Starting at the line that contains "What's the underlying", write out each line through the end of the data below, exactly as it stands. Skip any pictures.

---+---

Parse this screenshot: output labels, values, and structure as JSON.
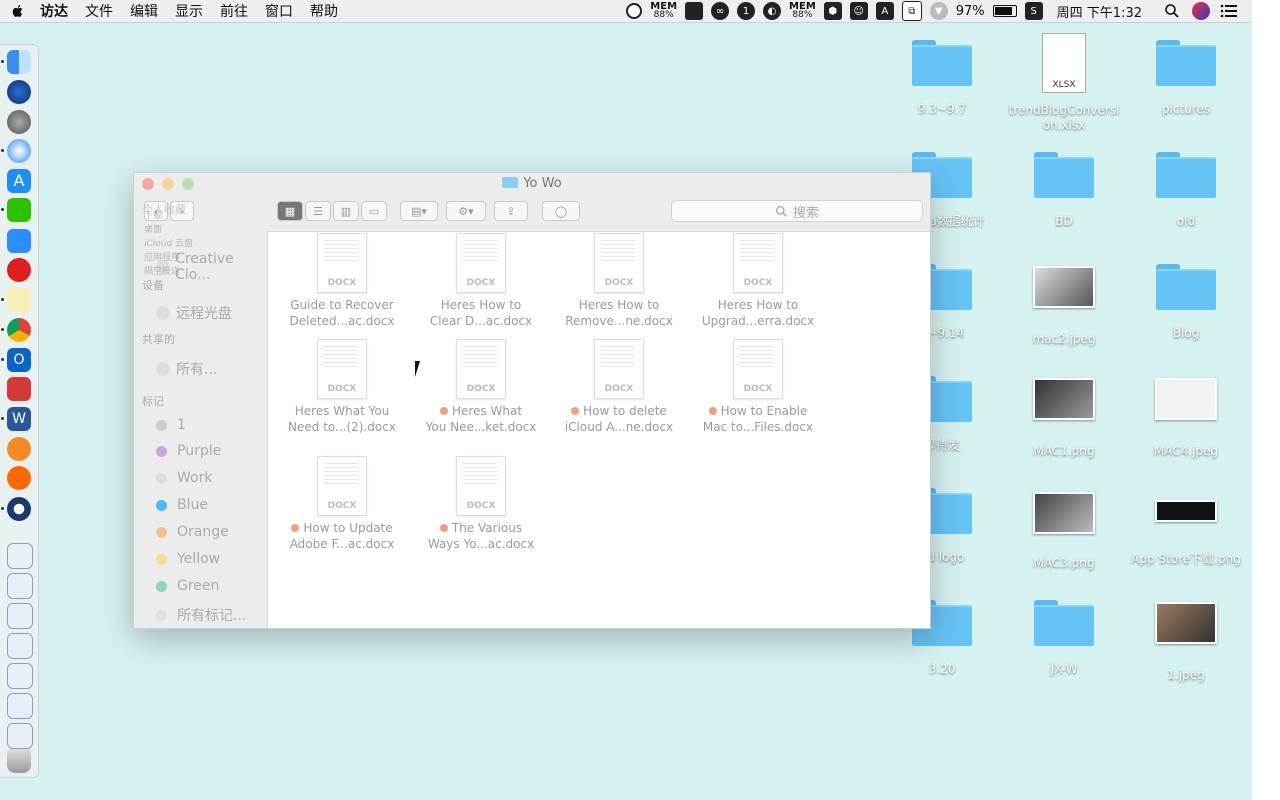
{
  "menubar": {
    "app": "访达",
    "items": [
      "文件",
      "编辑",
      "显示",
      "前往",
      "窗口",
      "帮助"
    ],
    "mem1": {
      "label": "MEM",
      "value": "88%"
    },
    "mem2": {
      "label": "MEM",
      "value": "88%"
    },
    "battery": "97%",
    "clock": "周四 下午1:32"
  },
  "window": {
    "title": "Yo Wo",
    "search_placeholder": "搜索",
    "sidebar": {
      "section_favorites": "个人收藏",
      "favorites": [
        "下载",
        "桌面",
        "iCloud 云盘",
        "应用程序",
        "隔空投送",
        "Creative Clo..."
      ],
      "section_devices": "设备",
      "devices": [
        "远程光盘"
      ],
      "section_shared": "共享的",
      "shared": [
        "所有..."
      ],
      "section_tags": "标记",
      "tags": [
        {
          "label": "1",
          "color": "#cccccc"
        },
        {
          "label": "Purple",
          "color": "#c9a6e0"
        },
        {
          "label": "Work",
          "color": "#dddddd"
        },
        {
          "label": "Blue",
          "color": "#55b6f0"
        },
        {
          "label": "Orange",
          "color": "#f3c08c"
        },
        {
          "label": "Yellow",
          "color": "#f4dc8e"
        },
        {
          "label": "Green",
          "color": "#8fd6b8"
        },
        {
          "label": "所有标记...",
          "color": "#e0e0e0"
        }
      ]
    },
    "files": [
      {
        "line1": "Guide to Recover",
        "line2": "Deleted...ac.docx",
        "tag": false
      },
      {
        "line1": "Heres How to",
        "line2": "Clear D...ac.docx",
        "tag": false
      },
      {
        "line1": "Heres How to",
        "line2": "Remove...ne.docx",
        "tag": false
      },
      {
        "line1": "Heres How to",
        "line2": "Upgrad...erra.docx",
        "tag": false
      },
      {
        "line1": "Heres What You",
        "line2": "Need to...(2).docx",
        "tag": false
      },
      {
        "line1": "Heres What",
        "line2": "You Nee...ket.docx",
        "tag": true
      },
      {
        "line1": "How to delete",
        "line2": "iCloud A...ne.docx",
        "tag": true
      },
      {
        "line1": "How to Enable",
        "line2": "Mac to...Files.docx",
        "tag": true
      },
      {
        "line1": "How to Update",
        "line2": "Adobe F...ac.docx",
        "tag": true
      },
      {
        "line1": "The Various",
        "line2": "Ways Yo...ac.docx",
        "tag": true
      }
    ],
    "doc_ext": "DOCX"
  },
  "desktop": [
    {
      "label": "9.3~9.7",
      "kind": "folder"
    },
    {
      "label": "trendBlogConversion.xlsx",
      "kind": "xlsx",
      "badge": "XLSX"
    },
    {
      "label": "pictures",
      "kind": "folder"
    },
    {
      "label": "media数据统计",
      "kind": "folder"
    },
    {
      "label": "BD",
      "kind": "folder"
    },
    {
      "label": "old",
      "kind": "folder"
    },
    {
      "label": "0~9.14",
      "kind": "folder"
    },
    {
      "label": "mac2.jpeg",
      "kind": "photo"
    },
    {
      "label": "Blog",
      "kind": "folder"
    },
    {
      "label": "异待发",
      "kind": "folder"
    },
    {
      "label": "MAC1.png",
      "kind": "photo"
    },
    {
      "label": "MAC4.jpeg",
      "kind": "photo"
    },
    {
      "label": "nd logo",
      "kind": "folder"
    },
    {
      "label": "MAC3.png",
      "kind": "photo"
    },
    {
      "label": "App Store下载.png",
      "kind": "photo"
    },
    {
      "label": "3.20",
      "kind": "folder"
    },
    {
      "label": "JX-W",
      "kind": "folder"
    },
    {
      "label": "1.jpeg",
      "kind": "photo"
    }
  ],
  "icons": {
    "apple": "apple-icon",
    "search": "search-icon",
    "finder": "finder-icon",
    "trash": "trash-icon"
  },
  "colors": {
    "desktop": "#d5f1f0",
    "folder": "#66c3f5",
    "menubar": "#eeeeee"
  }
}
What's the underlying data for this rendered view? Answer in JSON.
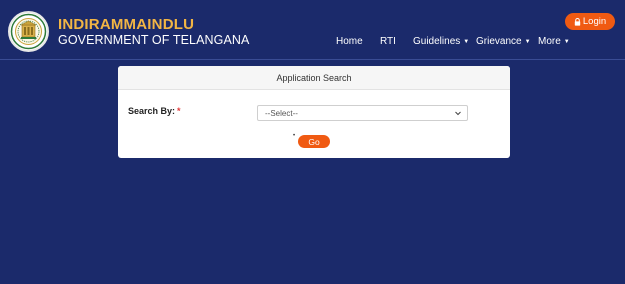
{
  "header": {
    "title": "INDIRAMMAINDLU",
    "subtitle": "GOVERNMENT OF TELANGANA",
    "logo_icon": "telangana-emblem-icon",
    "login_label": "Login",
    "login_icon": "lock-icon"
  },
  "nav": {
    "items": [
      {
        "label": "Home",
        "has_dropdown": false
      },
      {
        "label": "RTI",
        "has_dropdown": false
      },
      {
        "label": "Guidelines",
        "has_dropdown": true
      },
      {
        "label": "Grievance",
        "has_dropdown": true
      },
      {
        "label": "More",
        "has_dropdown": true
      }
    ]
  },
  "card": {
    "title": "Application Search",
    "search_by_label": "Search By:",
    "required_mark": "*",
    "select_value": "--Select--",
    "go_label": "Go",
    "go_marker": "•"
  },
  "colors": {
    "background": "#1b2a6b",
    "accent": "#f05a12",
    "title_gold": "#f2b544"
  }
}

---+---

- _ANSWER TO THE PROBLEM_:
What's the underlying data for this rendered view? Answer in JSON.
{
  "header": {
    "title": "INDIRAMMAINDLU",
    "subtitle": "GOVERNMENT OF TELANGANA",
    "logo_icon": "telangana-emblem-icon",
    "login_label": "Login",
    "login_icon": "lock-icon"
  },
  "nav": {
    "items": [
      {
        "label": "Home",
        "has_dropdown": false
      },
      {
        "label": "RTI",
        "has_dropdown": false
      },
      {
        "label": "Guidelines",
        "has_dropdown": true
      },
      {
        "label": "Grievance",
        "has_dropdown": true
      },
      {
        "label": "More",
        "has_dropdown": true
      }
    ]
  },
  "card": {
    "title": "Application Search",
    "search_by_label": "Search By:",
    "required_mark": "*",
    "select_value": "--Select--",
    "go_label": "Go",
    "go_marker": "•"
  },
  "colors": {
    "background": "#1b2a6b",
    "accent": "#f05a12",
    "title_gold": "#f2b544"
  }
}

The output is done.